#### What to do:
Of all the lines in the material, how many include the word "afgeraden"? Reply with the number alone.

#### Given information:
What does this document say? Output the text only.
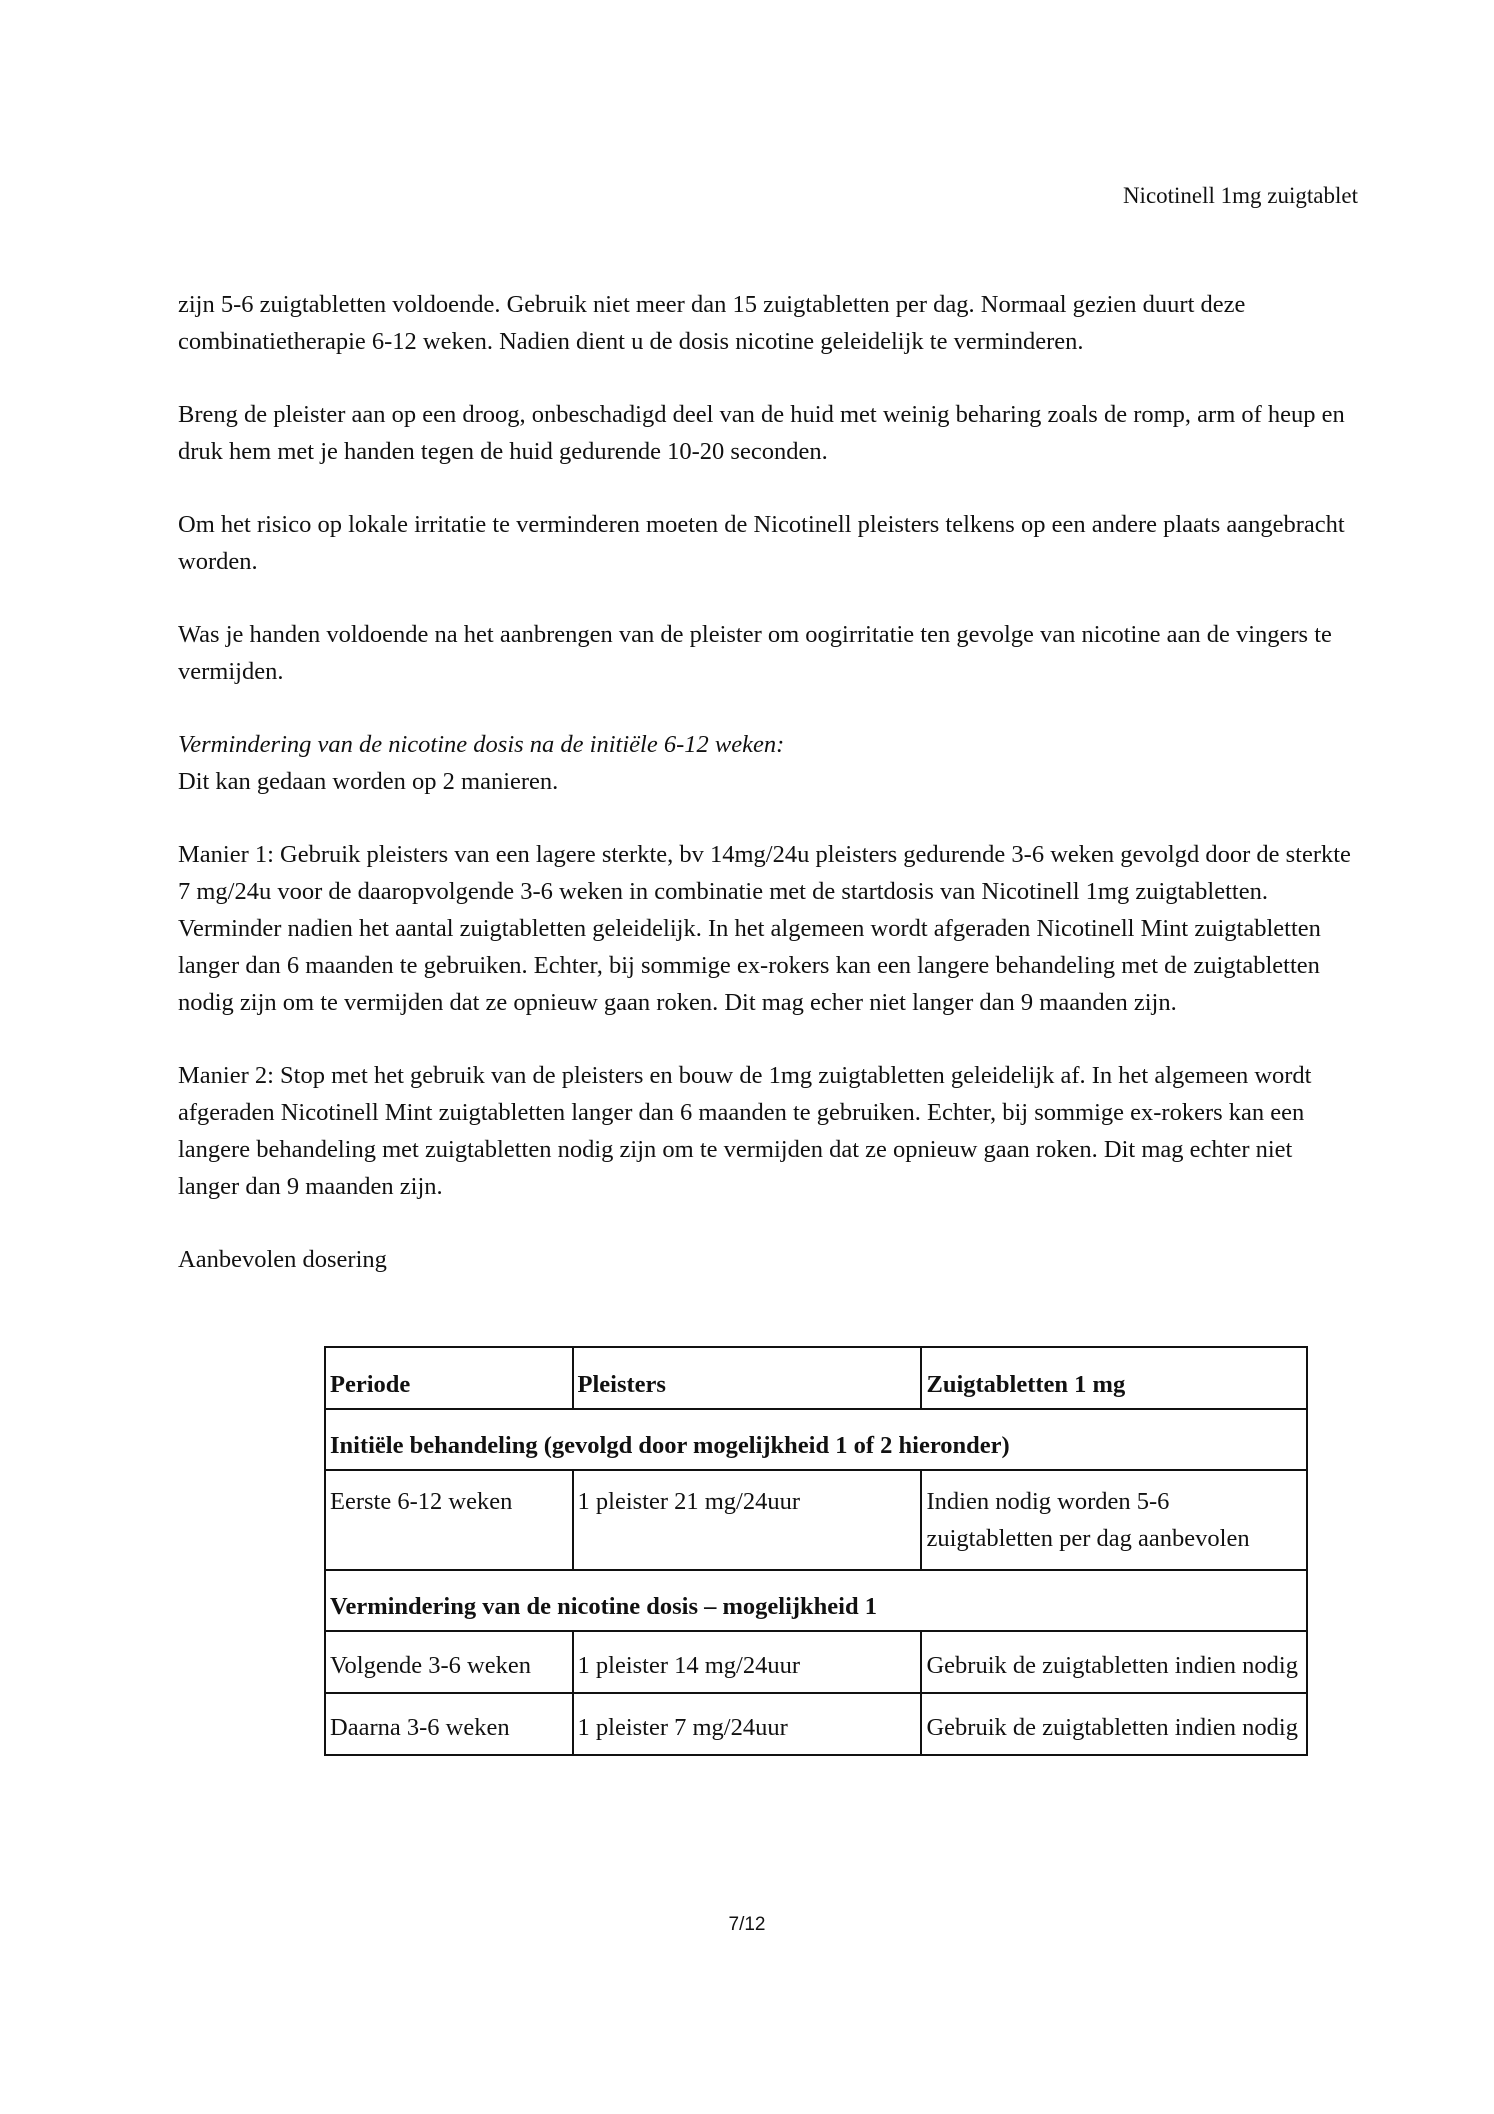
Nicotinell 1mg zuigtablet

zijn 5-6 zuigtabletten voldoende. Gebruik niet meer dan 15 zuigtabletten per dag. Normaal gezien duurt deze combinatietherapie 6-12 weken. Nadien dient u de dosis nicotine geleidelijk te verminderen.

Breng de pleister aan op een droog, onbeschadigd deel van de huid met weinig beharing zoals de romp, arm of heup en druk hem met je handen tegen de huid gedurende 10-20 seconden.

Om het risico op lokale irritatie te verminderen moeten de Nicotinell pleisters telkens op een andere plaats aangebracht worden.

Was je handen voldoende na het aanbrengen van de pleister om oogirritatie ten gevolge van nicotine aan de vingers te vermijden.

Vermindering van de nicotine dosis na de initiële 6-12 weken:

Dit kan gedaan worden op 2 manieren.

Manier 1: Gebruik pleisters van een lagere sterkte, bv 14mg/24u pleisters gedurende 3-6 weken gevolgd door de sterkte 7 mg/24u voor de daaropvolgende 3-6 weken in combinatie met de startdosis van Nicotinell 1mg zuigtabletten. Verminder nadien het aantal zuigtabletten geleidelijk. In het algemeen wordt afgeraden Nicotinell Mint zuigtabletten langer dan 6 maanden te gebruiken. Echter, bij sommige ex-rokers kan een langere behandeling met de zuigtabletten nodig zijn om te vermijden dat ze opnieuw gaan roken. Dit mag echer niet langer dan 9 maanden zijn.

Manier 2: Stop met het gebruik van de pleisters en bouw de 1mg zuigtabletten geleidelijk af. In het algemeen wordt afgeraden Nicotinell Mint zuigtabletten langer dan 6 maanden te gebruiken. Echter, bij sommige ex-rokers kan een langere behandeling met zuigtabletten nodig zijn om te vermijden dat ze opnieuw gaan roken. Dit mag echter niet langer dan 9 maanden zijn.

Aanbevolen dosering

Periode	Pleisters	Zuigtabletten 1 mg
Initiële behandeling (gevolgd door mogelijkheid 1 of 2 hieronder)		
Eerste 6-12 weken	1 pleister 21 mg/24uur	Indien nodig worden 5-6 zuigtabletten per dag aanbevolen
Vermindering van de nicotine dosis – mogelijkheid 1		
Volgende 3-6 weken	1 pleister 14 mg/24uur	Gebruik de zuigtabletten indien nodig
Daarna 3-6 weken	1 pleister 7 mg/24uur	Gebruik de zuigtabletten indien nodig
7/12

#### Response:
2